::: Records for the task
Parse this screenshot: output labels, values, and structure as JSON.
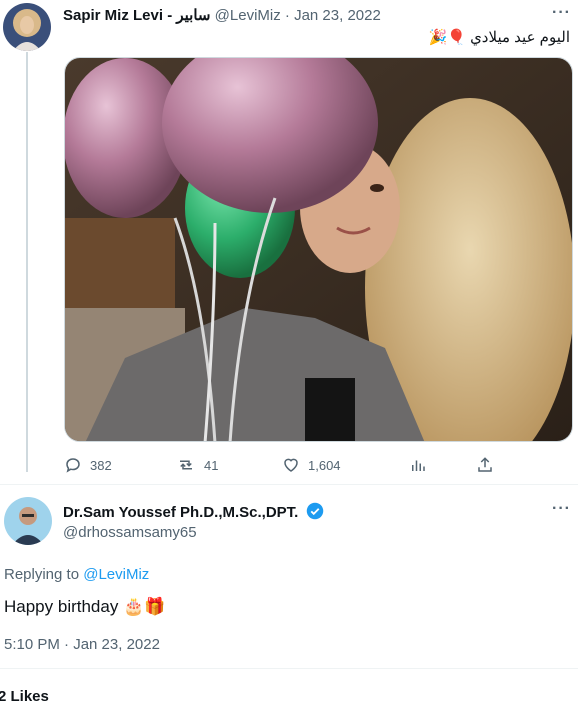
{
  "original_tweet": {
    "display_name": "Sapir Miz Levi - سابير",
    "handle": "@LeviMiz",
    "separator": "·",
    "date": "Jan 23, 2022",
    "text": "اليوم عيد ميلادي 🎈🎉",
    "more_icon": "more-horizontal-icon",
    "stats": {
      "replies": "382",
      "retweets": "41",
      "likes": "1,604"
    }
  },
  "reply_tweet": {
    "display_name": "Dr.Sam Youssef Ph.D.,M.Sc.,DPT.",
    "handle": "@drhossamsamy65",
    "replying_prefix": "Replying to",
    "replying_to": "@LeviMiz",
    "text": "Happy birthday 🎂🎁",
    "timestamp": "5:10 PM · Jan 23, 2022",
    "more_icon": "more-horizontal-icon"
  },
  "footer": {
    "likes_text": "2 Likes"
  },
  "colors": {
    "accent": "#1d9bf0",
    "muted": "#536471",
    "border": "#cfd9de"
  }
}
::::::
▸ **Problem**: Every record must be copied exactly, with images dropped from the result.

▸ **Task result**:
Parse this screenshot: output labels, values, and structure as JSON.
{
  "original_tweet": {
    "display_name": "Sapir Miz Levi - سابير",
    "handle": "@LeviMiz",
    "separator": "·",
    "date": "Jan 23, 2022",
    "text": "اليوم عيد ميلادي 🎈🎉",
    "more_icon": "more-horizontal-icon",
    "stats": {
      "replies": "382",
      "retweets": "41",
      "likes": "1,604"
    }
  },
  "reply_tweet": {
    "display_name": "Dr.Sam Youssef Ph.D.,M.Sc.,DPT.",
    "handle": "@drhossamsamy65",
    "replying_prefix": "Replying to",
    "replying_to": "@LeviMiz",
    "text": "Happy birthday 🎂🎁",
    "timestamp": "5:10 PM · Jan 23, 2022",
    "more_icon": "more-horizontal-icon"
  },
  "footer": {
    "likes_text": "2 Likes"
  },
  "colors": {
    "accent": "#1d9bf0",
    "muted": "#536471",
    "border": "#cfd9de"
  }
}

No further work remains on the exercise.